>>
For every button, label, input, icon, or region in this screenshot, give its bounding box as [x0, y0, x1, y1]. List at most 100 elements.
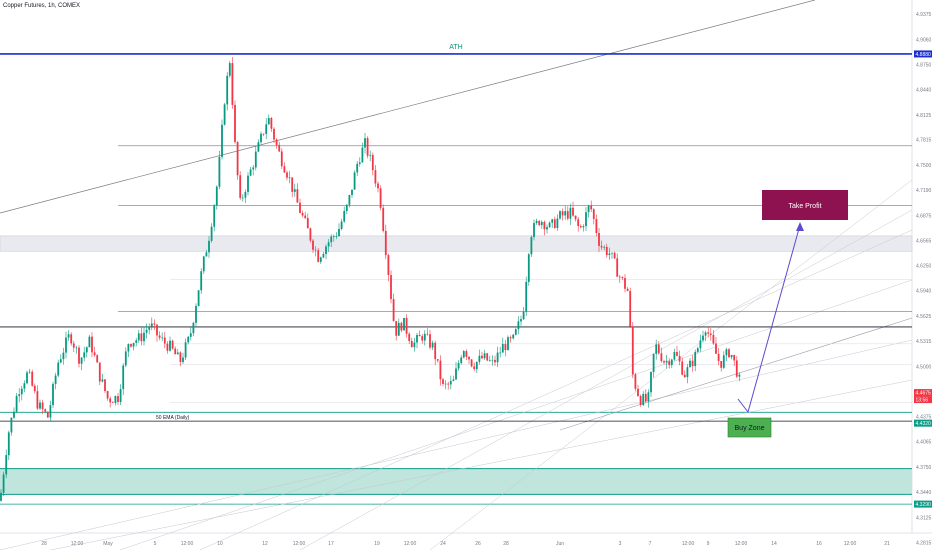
- candle-body: [78, 347, 80, 364]
- time-tick: 5: [154, 541, 157, 547]
- candle-body: [507, 337, 509, 351]
- time-tick: 12:00: [404, 541, 417, 547]
- candle-body: [301, 212, 304, 216]
- candle-body: [184, 342, 187, 358]
- candle-body: [291, 177, 294, 192]
- candle-body: [676, 352, 678, 356]
- candle-body: [5, 455, 8, 475]
- candle-body: [403, 317, 405, 331]
- candle-body: [722, 355, 725, 368]
- candle-body: [156, 324, 158, 336]
- candle-body: [709, 333, 712, 335]
- candle-body: [0, 492, 2, 501]
- candle-body: [546, 227, 548, 230]
- countdown-bg: [914, 396, 932, 404]
- candle-body: [379, 188, 382, 208]
- candle-body: [431, 342, 434, 348]
- price-tick: 4.5315: [916, 339, 932, 345]
- time-tick: 3: [619, 541, 622, 547]
- buy-zone-label: Buy Zone: [735, 425, 765, 432]
- bottom-zone-price-tag: 4.3290: [916, 502, 932, 508]
- candle-body: [286, 172, 288, 178]
- candle-body: [41, 402, 44, 410]
- candle-body: [650, 371, 652, 393]
- candle-body: [275, 139, 278, 145]
- candle-body: [366, 138, 369, 156]
- ath-price-tag-bg: [914, 50, 932, 58]
- time-tick: 12:00: [293, 541, 306, 547]
- candle-body: [249, 169, 252, 176]
- candle-body: [205, 252, 208, 257]
- candle-body: [590, 205, 593, 210]
- candle-body: [665, 360, 668, 363]
- candle-body: [538, 220, 541, 226]
- candle-body: [660, 353, 663, 362]
- candle-body: [629, 290, 632, 327]
- candle-body: [481, 355, 483, 359]
- candle-body: [340, 221, 343, 229]
- candle-body: [473, 366, 476, 370]
- candle-body: [699, 340, 702, 349]
- ath-price-tag: 4.8880: [916, 52, 932, 58]
- candle-body: [36, 391, 39, 409]
- candle-body: [345, 204, 348, 212]
- candle-body: [465, 351, 468, 357]
- candle-body: [517, 321, 520, 330]
- candle-body: [397, 322, 400, 336]
- price-tick: 4.5000: [916, 364, 932, 370]
- candle-body: [652, 353, 655, 372]
- candle-body: [377, 183, 379, 189]
- candle-body: [314, 249, 317, 251]
- candle-body: [418, 335, 421, 337]
- candle-body: [683, 374, 686, 378]
- candle-body: [213, 205, 216, 227]
- candle-body: [499, 352, 502, 354]
- candle-body: [234, 104, 236, 143]
- candle-body: [257, 142, 260, 152]
- candle-body: [462, 351, 465, 358]
- ema-label: 50 EMA (Daily): [156, 415, 190, 421]
- candle-body: [514, 329, 517, 335]
- candle-body: [702, 335, 704, 341]
- candle-body: [530, 237, 533, 255]
- candle-body: [735, 360, 738, 377]
- countdown-tag: 13:56: [916, 397, 929, 403]
- channel-line-1: [49, 379, 913, 550]
- candle-body: [236, 142, 239, 176]
- channel-line-3: [199, 229, 913, 550]
- time-tick: 28: [41, 541, 47, 547]
- candle-body: [161, 337, 164, 339]
- candle-body: [533, 223, 535, 238]
- candle-body: [608, 253, 611, 256]
- price-tick: 4.8125: [916, 113, 932, 119]
- candle-body: [83, 352, 86, 358]
- candle-body: [592, 209, 595, 219]
- candle-body: [46, 411, 49, 418]
- time-tick: 17: [328, 541, 334, 547]
- plot-background: [0, 0, 912, 550]
- candle-body: [470, 359, 473, 367]
- price-tick: 4.9060: [916, 37, 932, 43]
- candle-body: [132, 342, 135, 347]
- candle-body: [332, 236, 335, 237]
- candle-body: [273, 128, 275, 140]
- candle-body: [218, 156, 221, 187]
- candle-body: [624, 278, 626, 289]
- candle-body: [364, 138, 366, 148]
- candle-body: [91, 336, 93, 353]
- candle-body: [634, 374, 637, 389]
- time-tick: 12:00: [844, 541, 857, 547]
- current-price-tag-bg: [914, 389, 932, 397]
- candle-body: [416, 335, 418, 343]
- price-tick: 4.9375: [916, 12, 932, 18]
- candle-body: [104, 379, 106, 392]
- candle-body: [647, 392, 650, 402]
- candle-body: [202, 256, 205, 272]
- candle-body: [200, 271, 203, 291]
- candle-body: [228, 63, 231, 76]
- candle-body: [616, 258, 619, 277]
- candle-body: [221, 124, 223, 157]
- candle-body: [382, 207, 385, 231]
- candle-body: [174, 348, 177, 355]
- candle-body: [356, 163, 359, 173]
<<
▶ **EXERCISE PROMPT**
Reproduce every line of the entries above verbatim, omitting the picture.

▶ **COMPLETED EXERCISE**
For every button, label, input, icon, or region in this screenshot, give its bounding box as [x0, y0, x1, y1]. List at most 100 elements.
- candle-body: [78, 347, 80, 364]
- time-tick: 5: [154, 541, 157, 547]
- candle-body: [507, 337, 509, 351]
- time-tick: 12:00: [404, 541, 417, 547]
- candle-body: [301, 212, 304, 216]
- candle-body: [184, 342, 187, 358]
- candle-body: [291, 177, 294, 192]
- candle-body: [676, 352, 678, 356]
- candle-body: [5, 455, 8, 475]
- candle-body: [403, 317, 405, 331]
- candle-body: [722, 355, 725, 368]
- candle-body: [156, 324, 158, 336]
- candle-body: [709, 333, 712, 335]
- candle-body: [0, 492, 2, 501]
- candle-body: [546, 227, 548, 230]
- countdown-bg: [914, 396, 932, 404]
- candle-body: [379, 188, 382, 208]
- candle-body: [431, 342, 434, 348]
- price-tick: 4.5315: [916, 339, 932, 345]
- time-tick: 3: [619, 541, 622, 547]
- buy-zone-label: Buy Zone: [735, 425, 765, 432]
- bottom-zone-price-tag: 4.3290: [916, 502, 932, 508]
- candle-body: [286, 172, 288, 178]
- candle-body: [41, 402, 44, 410]
- candle-body: [650, 371, 652, 393]
- candle-body: [275, 139, 278, 145]
- candle-body: [366, 138, 369, 156]
- ath-price-tag-bg: [914, 50, 932, 58]
- time-tick: 12:00: [293, 541, 306, 547]
- candle-body: [249, 169, 252, 176]
- candle-body: [205, 252, 208, 257]
- candle-body: [590, 205, 593, 210]
- candle-body: [665, 360, 668, 363]
- candle-body: [538, 220, 541, 226]
- candle-body: [660, 353, 663, 362]
- candle-body: [629, 290, 632, 327]
- candle-body: [481, 355, 483, 359]
- candle-body: [340, 221, 343, 229]
- candle-body: [473, 366, 476, 370]
- candle-body: [699, 340, 702, 349]
- ath-price-tag: 4.8880: [916, 52, 932, 58]
- candle-body: [36, 391, 39, 409]
- candle-body: [345, 204, 348, 212]
- candle-body: [465, 351, 468, 357]
- candle-body: [517, 321, 520, 330]
- candle-body: [397, 322, 400, 336]
- price-tick: 4.5000: [916, 364, 932, 370]
- candle-body: [652, 353, 655, 372]
- candle-body: [377, 183, 379, 189]
- candle-body: [314, 249, 317, 251]
- candle-body: [418, 335, 421, 337]
- candle-body: [683, 374, 686, 378]
- candle-body: [213, 205, 216, 227]
- candle-body: [499, 352, 502, 354]
- candle-body: [234, 104, 236, 143]
- candle-body: [257, 142, 260, 152]
- candle-body: [462, 351, 465, 358]
- ema-label: 50 EMA (Daily): [156, 415, 190, 421]
- candle-body: [514, 329, 517, 335]
- candle-body: [702, 335, 704, 341]
- candle-body: [530, 237, 533, 255]
- candle-body: [735, 360, 738, 377]
- countdown-tag: 13:56: [916, 397, 929, 403]
- channel-line-1: [49, 379, 913, 550]
- candle-body: [236, 142, 239, 176]
- channel-line-3: [199, 229, 913, 550]
- time-tick: 28: [41, 541, 47, 547]
- candle-body: [161, 337, 164, 339]
- candle-body: [533, 223, 535, 238]
- candle-body: [608, 253, 611, 256]
- price-tick: 4.8125: [916, 113, 932, 119]
- candle-body: [83, 352, 86, 358]
- candle-body: [592, 209, 595, 219]
- candle-body: [46, 411, 49, 418]
- time-tick: 17: [328, 541, 334, 547]
- plot-background: [0, 0, 912, 550]
- candle-body: [470, 359, 473, 367]
- price-tick: 4.9060: [916, 37, 932, 43]
- candle-body: [132, 342, 135, 347]
- candle-body: [332, 236, 335, 237]
- candle-body: [273, 128, 275, 140]
- candle-body: [218, 156, 221, 187]
- candle-body: [624, 278, 626, 289]
- candle-body: [364, 138, 366, 148]
- candle-body: [91, 336, 93, 353]
- candle-body: [634, 374, 637, 389]
- time-tick: 12:00: [844, 541, 857, 547]
- current-price-tag-bg: [914, 389, 932, 397]
- candle-body: [416, 335, 418, 343]
- price-tick: 4.9375: [916, 12, 932, 18]
- candle-body: [104, 379, 106, 392]
- candle-body: [647, 392, 650, 402]
- candle-body: [202, 256, 205, 272]
- candle-body: [200, 271, 203, 291]
- candle-body: [228, 63, 231, 76]
- candle-body: [616, 258, 619, 277]
- candle-body: [221, 124, 223, 157]
- candle-body: [382, 207, 385, 231]
- candle-body: [174, 348, 177, 355]
- candle-body: [356, 163, 359, 173]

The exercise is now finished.